## [DATASET RECORDS]

----

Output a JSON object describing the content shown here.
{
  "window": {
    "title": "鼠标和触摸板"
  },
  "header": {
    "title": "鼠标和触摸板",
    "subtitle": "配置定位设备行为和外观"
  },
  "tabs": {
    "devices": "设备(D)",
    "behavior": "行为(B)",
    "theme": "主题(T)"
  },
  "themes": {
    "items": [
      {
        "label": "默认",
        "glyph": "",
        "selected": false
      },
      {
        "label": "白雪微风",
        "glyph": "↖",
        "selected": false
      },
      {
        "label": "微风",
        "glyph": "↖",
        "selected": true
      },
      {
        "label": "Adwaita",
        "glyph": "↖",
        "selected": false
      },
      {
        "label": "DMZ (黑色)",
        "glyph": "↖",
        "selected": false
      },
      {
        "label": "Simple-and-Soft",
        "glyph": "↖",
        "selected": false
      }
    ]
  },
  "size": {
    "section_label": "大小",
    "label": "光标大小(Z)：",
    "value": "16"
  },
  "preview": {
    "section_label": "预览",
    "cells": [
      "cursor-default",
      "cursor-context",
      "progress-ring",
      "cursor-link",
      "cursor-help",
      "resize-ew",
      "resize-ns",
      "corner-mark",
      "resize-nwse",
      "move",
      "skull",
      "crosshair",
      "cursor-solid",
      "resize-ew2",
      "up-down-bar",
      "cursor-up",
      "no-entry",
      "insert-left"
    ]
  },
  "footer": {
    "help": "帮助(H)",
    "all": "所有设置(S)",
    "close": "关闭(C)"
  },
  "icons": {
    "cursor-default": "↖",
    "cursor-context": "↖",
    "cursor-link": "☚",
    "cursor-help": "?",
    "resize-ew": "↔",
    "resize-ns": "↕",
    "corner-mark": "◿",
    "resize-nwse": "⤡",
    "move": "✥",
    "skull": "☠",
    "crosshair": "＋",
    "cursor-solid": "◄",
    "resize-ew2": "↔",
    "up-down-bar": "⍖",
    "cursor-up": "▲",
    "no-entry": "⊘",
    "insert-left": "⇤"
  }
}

----

## [PROBLEM TO SOLVE]
Print out every entry, keeping each one exact.

## [SOLVED EXERCISE]
Output a JSON object describing the content shown here.
{
  "window": {
    "title": "鼠标和触摸板"
  },
  "header": {
    "title": "鼠标和触摸板",
    "subtitle": "配置定位设备行为和外观"
  },
  "tabs": {
    "devices": "设备(D)",
    "behavior": "行为(B)",
    "theme": "主题(T)"
  },
  "themes": {
    "items": [
      {
        "label": "默认",
        "glyph": "",
        "selected": false
      },
      {
        "label": "白雪微风",
        "glyph": "↖",
        "selected": false
      },
      {
        "label": "微风",
        "glyph": "↖",
        "selected": true
      },
      {
        "label": "Adwaita",
        "glyph": "↖",
        "selected": false
      },
      {
        "label": "DMZ (黑色)",
        "glyph": "↖",
        "selected": false
      },
      {
        "label": "Simple-and-Soft",
        "glyph": "↖",
        "selected": false
      }
    ]
  },
  "size": {
    "section_label": "大小",
    "label": "光标大小(Z)：",
    "value": "16"
  },
  "preview": {
    "section_label": "预览",
    "cells": [
      "cursor-default",
      "cursor-context",
      "progress-ring",
      "cursor-link",
      "cursor-help",
      "resize-ew",
      "resize-ns",
      "corner-mark",
      "resize-nwse",
      "move",
      "skull",
      "crosshair",
      "cursor-solid",
      "resize-ew2",
      "up-down-bar",
      "cursor-up",
      "no-entry",
      "insert-left"
    ]
  },
  "footer": {
    "help": "帮助(H)",
    "all": "所有设置(S)",
    "close": "关闭(C)"
  },
  "icons": {
    "cursor-default": "↖",
    "cursor-context": "↖",
    "cursor-link": "☚",
    "cursor-help": "?",
    "resize-ew": "↔",
    "resize-ns": "↕",
    "corner-mark": "◿",
    "resize-nwse": "⤡",
    "move": "✥",
    "skull": "☠",
    "crosshair": "＋",
    "cursor-solid": "◄",
    "resize-ew2": "↔",
    "up-down-bar": "⍖",
    "cursor-up": "▲",
    "no-entry": "⊘",
    "insert-left": "⇤"
  }
}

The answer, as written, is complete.